■ **What is expected**:
Images must not appear in your copy; reproduce every other part of the records exactly.

■ **Record excerpts**:
-- -- --

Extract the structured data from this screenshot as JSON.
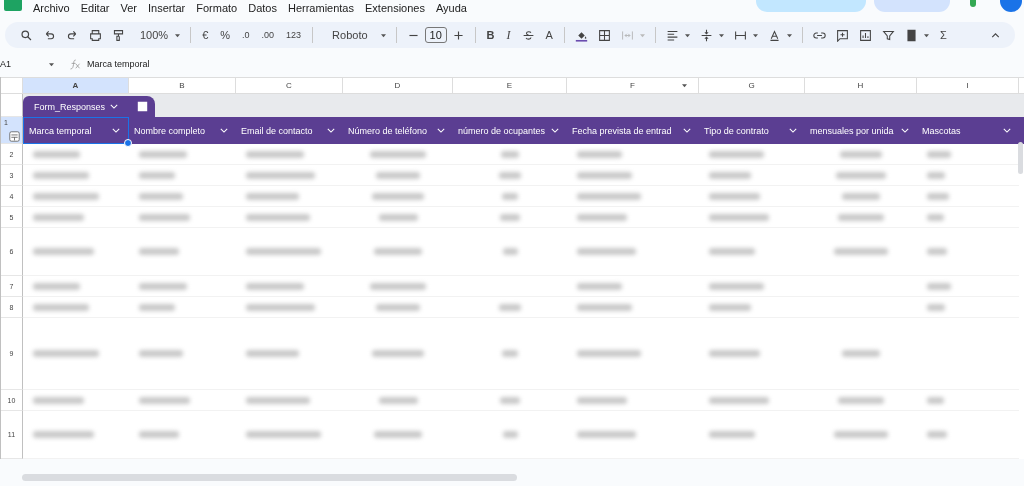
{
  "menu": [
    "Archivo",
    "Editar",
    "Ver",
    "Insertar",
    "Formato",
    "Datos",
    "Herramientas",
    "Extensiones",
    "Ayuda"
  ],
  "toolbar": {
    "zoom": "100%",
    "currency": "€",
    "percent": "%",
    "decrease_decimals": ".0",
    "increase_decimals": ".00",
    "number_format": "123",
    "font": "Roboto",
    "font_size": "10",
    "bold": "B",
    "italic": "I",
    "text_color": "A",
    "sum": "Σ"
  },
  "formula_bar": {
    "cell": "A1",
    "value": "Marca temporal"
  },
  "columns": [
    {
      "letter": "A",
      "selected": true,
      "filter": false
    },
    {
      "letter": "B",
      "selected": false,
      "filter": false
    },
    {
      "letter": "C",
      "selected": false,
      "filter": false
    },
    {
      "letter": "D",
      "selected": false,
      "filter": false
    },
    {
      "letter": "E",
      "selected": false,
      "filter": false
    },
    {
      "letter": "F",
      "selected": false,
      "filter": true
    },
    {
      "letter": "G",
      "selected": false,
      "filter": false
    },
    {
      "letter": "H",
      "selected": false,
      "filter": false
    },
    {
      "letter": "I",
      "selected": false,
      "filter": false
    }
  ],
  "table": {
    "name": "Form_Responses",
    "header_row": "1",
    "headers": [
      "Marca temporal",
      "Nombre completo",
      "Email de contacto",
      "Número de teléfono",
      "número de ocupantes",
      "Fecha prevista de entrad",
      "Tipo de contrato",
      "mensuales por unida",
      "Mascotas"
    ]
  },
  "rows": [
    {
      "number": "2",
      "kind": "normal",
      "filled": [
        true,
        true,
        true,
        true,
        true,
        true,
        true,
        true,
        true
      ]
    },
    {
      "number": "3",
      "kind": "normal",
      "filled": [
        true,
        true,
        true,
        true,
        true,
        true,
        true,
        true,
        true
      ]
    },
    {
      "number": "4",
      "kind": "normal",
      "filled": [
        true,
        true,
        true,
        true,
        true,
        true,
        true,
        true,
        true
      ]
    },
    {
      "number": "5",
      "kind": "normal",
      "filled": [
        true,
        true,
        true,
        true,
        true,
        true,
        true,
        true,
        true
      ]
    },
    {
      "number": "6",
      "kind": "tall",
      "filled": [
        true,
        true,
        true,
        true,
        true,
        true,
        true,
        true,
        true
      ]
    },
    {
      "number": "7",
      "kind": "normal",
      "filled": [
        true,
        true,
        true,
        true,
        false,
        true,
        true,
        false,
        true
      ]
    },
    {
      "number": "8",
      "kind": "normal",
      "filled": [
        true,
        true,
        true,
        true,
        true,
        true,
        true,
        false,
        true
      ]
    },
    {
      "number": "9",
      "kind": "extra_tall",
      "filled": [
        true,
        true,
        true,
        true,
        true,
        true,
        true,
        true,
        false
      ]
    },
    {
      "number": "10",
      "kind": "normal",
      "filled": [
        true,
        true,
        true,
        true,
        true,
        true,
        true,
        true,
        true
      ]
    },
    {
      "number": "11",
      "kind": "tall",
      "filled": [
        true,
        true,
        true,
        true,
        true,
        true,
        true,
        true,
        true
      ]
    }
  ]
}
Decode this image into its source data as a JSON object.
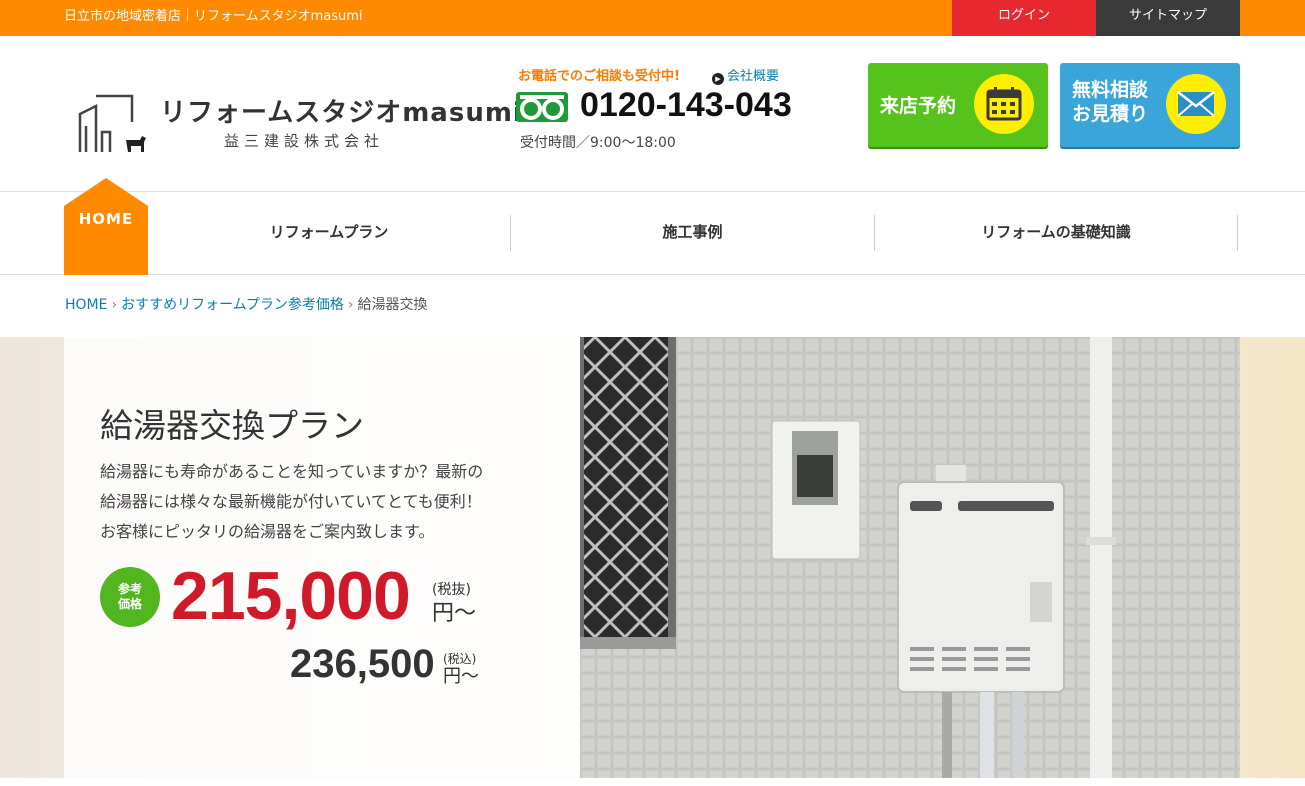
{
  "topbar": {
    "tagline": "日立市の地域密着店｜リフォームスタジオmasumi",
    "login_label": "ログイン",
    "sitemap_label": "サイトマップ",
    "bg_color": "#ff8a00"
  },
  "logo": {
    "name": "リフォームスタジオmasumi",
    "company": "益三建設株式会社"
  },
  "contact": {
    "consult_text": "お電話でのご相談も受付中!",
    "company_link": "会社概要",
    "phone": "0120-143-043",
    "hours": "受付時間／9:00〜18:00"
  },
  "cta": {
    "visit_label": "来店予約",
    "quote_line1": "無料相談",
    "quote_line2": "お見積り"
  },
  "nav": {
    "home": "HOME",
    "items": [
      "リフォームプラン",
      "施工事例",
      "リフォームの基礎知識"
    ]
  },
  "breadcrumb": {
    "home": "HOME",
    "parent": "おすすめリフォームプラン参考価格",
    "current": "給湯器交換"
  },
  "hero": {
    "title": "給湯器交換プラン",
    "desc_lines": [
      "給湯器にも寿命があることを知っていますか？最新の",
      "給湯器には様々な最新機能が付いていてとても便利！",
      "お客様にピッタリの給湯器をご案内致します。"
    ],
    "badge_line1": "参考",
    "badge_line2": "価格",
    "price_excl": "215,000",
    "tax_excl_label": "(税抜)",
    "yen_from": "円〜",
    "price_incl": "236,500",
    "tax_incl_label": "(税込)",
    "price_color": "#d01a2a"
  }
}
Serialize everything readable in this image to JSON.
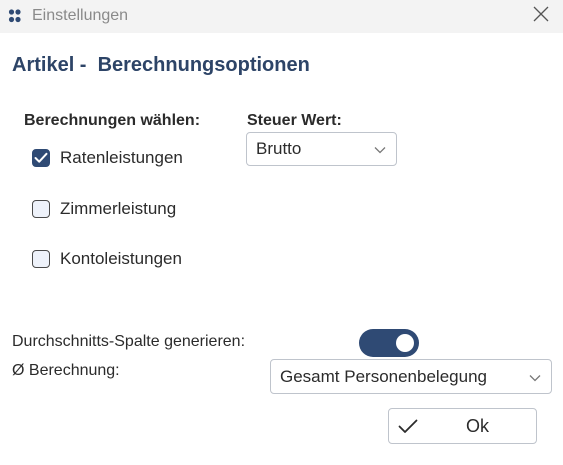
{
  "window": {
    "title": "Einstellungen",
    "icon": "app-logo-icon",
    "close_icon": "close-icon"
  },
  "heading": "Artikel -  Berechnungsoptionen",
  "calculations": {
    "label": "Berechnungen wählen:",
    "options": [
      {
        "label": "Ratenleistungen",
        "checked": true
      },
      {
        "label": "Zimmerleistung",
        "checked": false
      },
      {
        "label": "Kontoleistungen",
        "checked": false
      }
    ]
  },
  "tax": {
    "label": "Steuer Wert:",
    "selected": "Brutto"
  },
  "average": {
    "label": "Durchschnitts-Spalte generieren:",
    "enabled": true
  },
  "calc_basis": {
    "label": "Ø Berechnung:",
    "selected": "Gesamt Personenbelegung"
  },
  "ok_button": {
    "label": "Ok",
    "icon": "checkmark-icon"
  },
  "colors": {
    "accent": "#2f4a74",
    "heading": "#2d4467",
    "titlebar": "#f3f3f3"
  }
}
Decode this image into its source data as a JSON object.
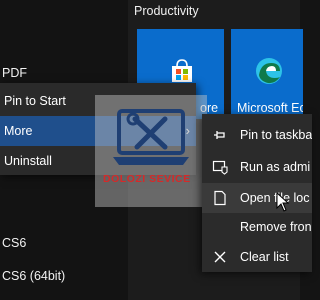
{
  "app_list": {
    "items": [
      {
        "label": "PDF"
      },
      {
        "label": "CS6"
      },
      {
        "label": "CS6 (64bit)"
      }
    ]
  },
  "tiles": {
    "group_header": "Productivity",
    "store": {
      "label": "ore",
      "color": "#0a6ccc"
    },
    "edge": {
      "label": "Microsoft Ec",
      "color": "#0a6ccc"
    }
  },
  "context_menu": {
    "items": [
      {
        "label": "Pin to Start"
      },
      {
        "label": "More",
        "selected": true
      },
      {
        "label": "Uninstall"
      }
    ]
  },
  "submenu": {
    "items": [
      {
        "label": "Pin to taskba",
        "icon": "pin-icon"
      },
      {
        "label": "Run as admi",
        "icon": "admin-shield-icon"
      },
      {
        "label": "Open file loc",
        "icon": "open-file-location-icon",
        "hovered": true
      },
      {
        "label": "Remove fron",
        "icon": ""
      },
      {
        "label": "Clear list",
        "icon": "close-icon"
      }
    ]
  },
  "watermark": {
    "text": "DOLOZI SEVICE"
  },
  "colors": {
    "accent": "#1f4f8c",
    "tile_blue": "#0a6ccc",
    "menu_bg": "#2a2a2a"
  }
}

-- -- --

■ **Response**:
Extract the structured data from this screenshot as JSON.
{
  "menu": [
    "Archivo",
    "Editar",
    "Ver",
    "Insertar",
    "Formato",
    "Datos",
    "Herramientas",
    "Extensiones",
    "Ayuda"
  ],
  "toolbar": {
    "zoom": "100%",
    "currency": "€",
    "percent": "%",
    "decrease_decimals": ".0",
    "increase_decimals": ".00",
    "number_format": "123",
    "font": "Roboto",
    "font_size": "10",
    "bold": "B",
    "italic": "I",
    "text_color": "A",
    "sum": "Σ"
  },
  "formula_bar": {
    "cell": "A1",
    "value": "Marca temporal"
  },
  "columns": [
    {
      "letter": "A",
      "selected": true,
      "filter": false
    },
    {
      "letter": "B",
      "selected": false,
      "filter": false
    },
    {
      "letter": "C",
      "selected": false,
      "filter": false
    },
    {
      "letter": "D",
      "selected": false,
      "filter": false
    },
    {
      "letter": "E",
      "selected": false,
      "filter": false
    },
    {
      "letter": "F",
      "selected": false,
      "filter": true
    },
    {
      "letter": "G",
      "selected": false,
      "filter": false
    },
    {
      "letter": "H",
      "selected": false,
      "filter": false
    },
    {
      "letter": "I",
      "selected": false,
      "filter": false
    }
  ],
  "table": {
    "name": "Form_Responses",
    "header_row": "1",
    "headers": [
      "Marca temporal",
      "Nombre completo",
      "Email de contacto",
      "Número de teléfono",
      "número de ocupantes",
      "Fecha prevista de entrad",
      "Tipo de contrato",
      "mensuales por unida",
      "Mascotas"
    ]
  },
  "rows": [
    {
      "number": "2",
      "kind": "normal",
      "filled": [
        true,
        true,
        true,
        true,
        true,
        true,
        true,
        true,
        true
      ]
    },
    {
      "number": "3",
      "kind": "normal",
      "filled": [
        true,
        true,
        true,
        true,
        true,
        true,
        true,
        true,
        true
      ]
    },
    {
      "number": "4",
      "kind": "normal",
      "filled": [
        true,
        true,
        true,
        true,
        true,
        true,
        true,
        true,
        true
      ]
    },
    {
      "number": "5",
      "kind": "normal",
      "filled": [
        true,
        true,
        true,
        true,
        true,
        true,
        true,
        true,
        true
      ]
    },
    {
      "number": "6",
      "kind": "tall",
      "filled": [
        true,
        true,
        true,
        true,
        true,
        true,
        true,
        true,
        true
      ]
    },
    {
      "number": "7",
      "kind": "normal",
      "filled": [
        true,
        true,
        true,
        true,
        false,
        true,
        true,
        false,
        true
      ]
    },
    {
      "number": "8",
      "kind": "normal",
      "filled": [
        true,
        true,
        true,
        true,
        true,
        true,
        true,
        false,
        true
      ]
    },
    {
      "number": "9",
      "kind": "extra_tall",
      "filled": [
        true,
        true,
        true,
        true,
        true,
        true,
        true,
        true,
        false
      ]
    },
    {
      "number": "10",
      "kind": "normal",
      "filled": [
        true,
        true,
        true,
        true,
        true,
        true,
        true,
        true,
        true
      ]
    },
    {
      "number": "11",
      "kind": "tall",
      "filled": [
        true,
        true,
        true,
        true,
        true,
        true,
        true,
        true,
        true
      ]
    }
  ]
}
Decode this image into its source data as a JSON object.
{
  "topbar": {
    "tagline": "日立市の地域密着店｜リフォームスタジオmasumi",
    "login_label": "ログイン",
    "sitemap_label": "サイトマップ",
    "bg_color": "#ff8a00"
  },
  "logo": {
    "name": "リフォームスタジオmasumi",
    "company": "益三建設株式会社"
  },
  "contact": {
    "consult_text": "お電話でのご相談も受付中!",
    "company_link": "会社概要",
    "phone": "0120-143-043",
    "hours": "受付時間／9:00〜18:00"
  },
  "cta": {
    "visit_label": "来店予約",
    "quote_line1": "無料相談",
    "quote_line2": "お見積り"
  },
  "nav": {
    "home": "HOME",
    "items": [
      "リフォームプラン",
      "施工事例",
      "リフォームの基礎知識"
    ]
  },
  "breadcrumb": {
    "home": "HOME",
    "parent": "おすすめリフォームプラン参考価格",
    "current": "給湯器交換"
  },
  "hero": {
    "title": "給湯器交換プラン",
    "desc_lines": [
      "給湯器にも寿命があることを知っていますか？最新の",
      "給湯器には様々な最新機能が付いていてとても便利！",
      "お客様にピッタリの給湯器をご案内致します。"
    ],
    "badge_line1": "参考",
    "badge_line2": "価格",
    "price_excl": "215,000",
    "tax_excl_label": "(税抜)",
    "yen_from": "円〜",
    "price_incl": "236,500",
    "tax_incl_label": "(税込)",
    "price_color": "#d01a2a"
  }
}
Serialize everything readable in this image to JSON.
{
  "window": {
    "title": "Einstellungen",
    "icon": "app-logo-icon",
    "close_icon": "close-icon"
  },
  "heading": "Artikel -  Berechnungsoptionen",
  "calculations": {
    "label": "Berechnungen wählen:",
    "options": [
      {
        "label": "Ratenleistungen",
        "checked": true
      },
      {
        "label": "Zimmerleistung",
        "checked": false
      },
      {
        "label": "Kontoleistungen",
        "checked": false
      }
    ]
  },
  "tax": {
    "label": "Steuer Wert:",
    "selected": "Brutto"
  },
  "average": {
    "label": "Durchschnitts-Spalte generieren:",
    "enabled": true
  },
  "calc_basis": {
    "label": "Ø Berechnung:",
    "selected": "Gesamt Personenbelegung"
  },
  "ok_button": {
    "label": "Ok",
    "icon": "checkmark-icon"
  },
  "colors": {
    "accent": "#2f4a74",
    "heading": "#2d4467",
    "titlebar": "#f3f3f3"
  }
}
Decode this image into its source data as a JSON object.
{
  "app_list": {
    "items": [
      {
        "label": "PDF"
      },
      {
        "label": "CS6"
      },
      {
        "label": "CS6 (64bit)"
      }
    ]
  },
  "tiles": {
    "group_header": "Productivity",
    "store": {
      "label": "ore",
      "color": "#0a6ccc"
    },
    "edge": {
      "label": "Microsoft Ec",
      "color": "#0a6ccc"
    }
  },
  "context_menu": {
    "items": [
      {
        "label": "Pin to Start"
      },
      {
        "label": "More",
        "selected": true
      },
      {
        "label": "Uninstall"
      }
    ]
  },
  "submenu": {
    "items": [
      {
        "label": "Pin to taskba",
        "icon": "pin-icon"
      },
      {
        "label": "Run as admi",
        "icon": "admin-shield-icon"
      },
      {
        "label": "Open file loc",
        "icon": "open-file-location-icon",
        "hovered": true
      },
      {
        "label": "Remove fron",
        "icon": ""
      },
      {
        "label": "Clear list",
        "icon": "close-icon"
      }
    ]
  },
  "watermark": {
    "text": "DOLOZI SEVICE"
  },
  "colors": {
    "accent": "#1f4f8c",
    "tile_blue": "#0a6ccc",
    "menu_bg": "#2a2a2a"
  }
}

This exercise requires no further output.